= Your task =
Every record below should be transcribed exactly. Omit the images.
───── Dataset content ─────
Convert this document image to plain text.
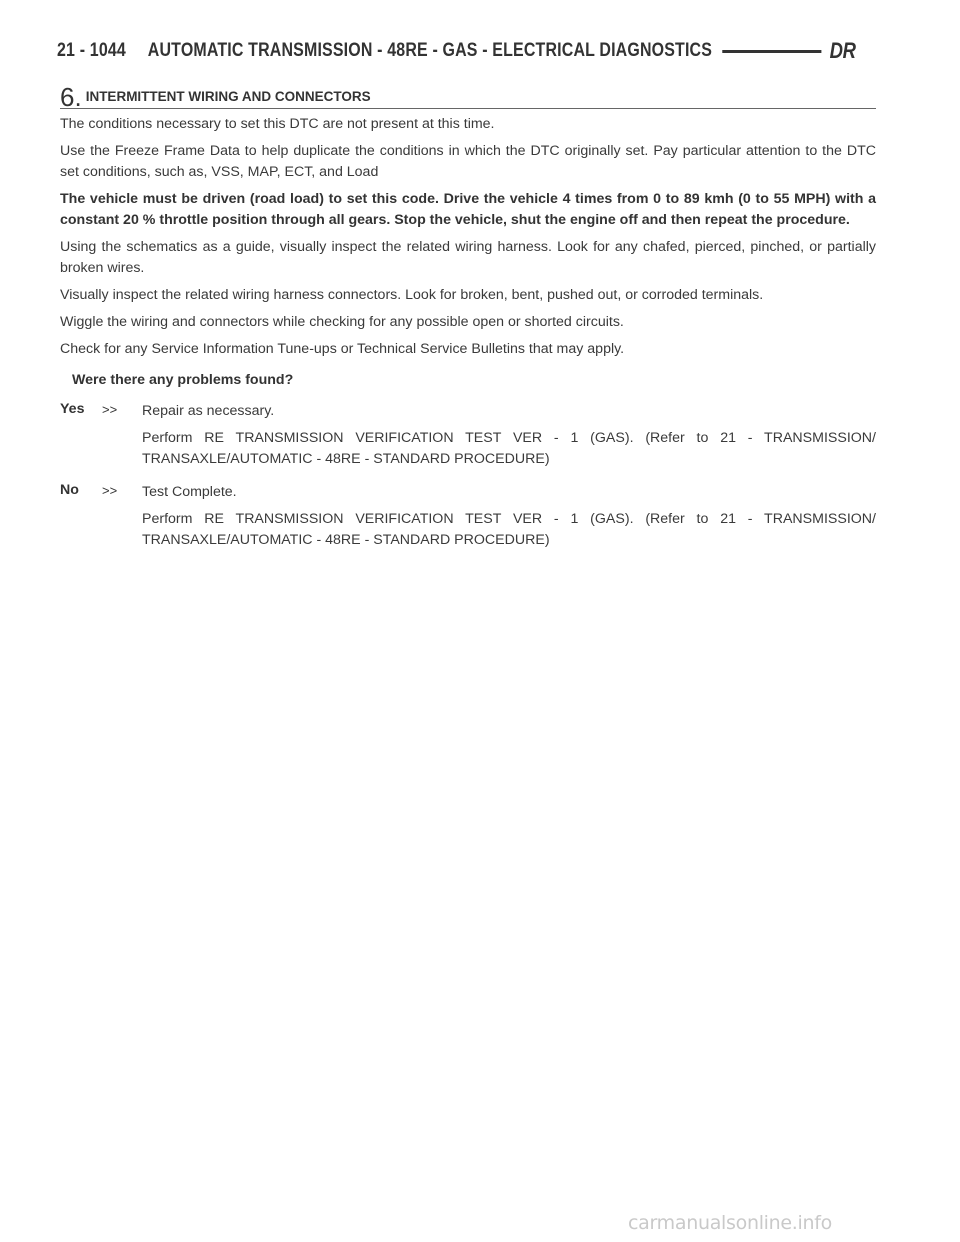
21 - 1044 AUTOMATIC TRANSMISSION - 48RE - GAS - ELECTRICAL DIAGNOSTICS	DR
6. INTERMITTENT WIRING AND CONNECTORS

The conditions necessary to set this DTC are not present at this time.

Use the Freeze Frame Data to help duplicate the conditions in which the DTC originally set. Pay particular attention to the DTC set conditions, such as, VSS, MAP, ECT, and Load

The vehicle must be driven (road load) to set this code. Drive the vehicle 4 times from 0 to 89 kmh (0 to 55 MPH) with a constant 20 % throttle position through all gears. Stop the vehicle, shut the engine off and then repeat the procedure.

Using the schematics as a guide, visually inspect the related wiring harness. Look for any chafed, pierced, pinched, or partially broken wires.

Visually inspect the related wiring harness connectors. Look for broken, bent, pushed out, or corroded terminals.

Wiggle the wiring and connectors while checking for any possible open or shorted circuits.

Check for any Service Information Tune-ups or Technical Service Bulletins that may apply.

Were there any problems found?

Yes	>>	Repair as necessary.

Perform RE TRANSMISSION VERIFICATION TEST VER - 1 (GAS). (Refer to 21 - TRANSMISSION/ TRANSAXLE/AUTOMATIC - 48RE - STANDARD PROCEDURE)

No	>>	Test Complete.

Perform RE TRANSMISSION VERIFICATION TEST VER - 1 (GAS). (Refer to 21 - TRANSMISSION/ TRANSAXLE/AUTOMATIC - 48RE - STANDARD PROCEDURE)

carmanualsonline.info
─────
= The response =
Convert this document image to plain text.
21 - 1044 AUTOMATIC TRANSMISSION - 48RE - GAS - ELECTRICAL DIAGNOSTICS	DR
6. INTERMITTENT WIRING AND CONNECTORS

The conditions necessary to set this DTC are not present at this time.

Use the Freeze Frame Data to help duplicate the conditions in which the DTC originally set. Pay particular attention to the DTC set conditions, such as, VSS, MAP, ECT, and Load

The vehicle must be driven (road load) to set this code. Drive the vehicle 4 times from 0 to 89 kmh (0 to 55 MPH) with a constant 20 % throttle position through all gears. Stop the vehicle, shut the engine off and then repeat the procedure.

Using the schematics as a guide, visually inspect the related wiring harness. Look for any chafed, pierced, pinched, or partially broken wires.

Visually inspect the related wiring harness connectors. Look for broken, bent, pushed out, or corroded terminals.

Wiggle the wiring and connectors while checking for any possible open or shorted circuits.

Check for any Service Information Tune-ups or Technical Service Bulletins that may apply.

Were there any problems found?

Yes	>>	Repair as necessary.

Perform RE TRANSMISSION VERIFICATION TEST VER - 1 (GAS). (Refer to 21 - TRANSMISSION/ TRANSAXLE/AUTOMATIC - 48RE - STANDARD PROCEDURE)

No	>>	Test Complete.

Perform RE TRANSMISSION VERIFICATION TEST VER - 1 (GAS). (Refer to 21 - TRANSMISSION/ TRANSAXLE/AUTOMATIC - 48RE - STANDARD PROCEDURE)

carmanualsonline.info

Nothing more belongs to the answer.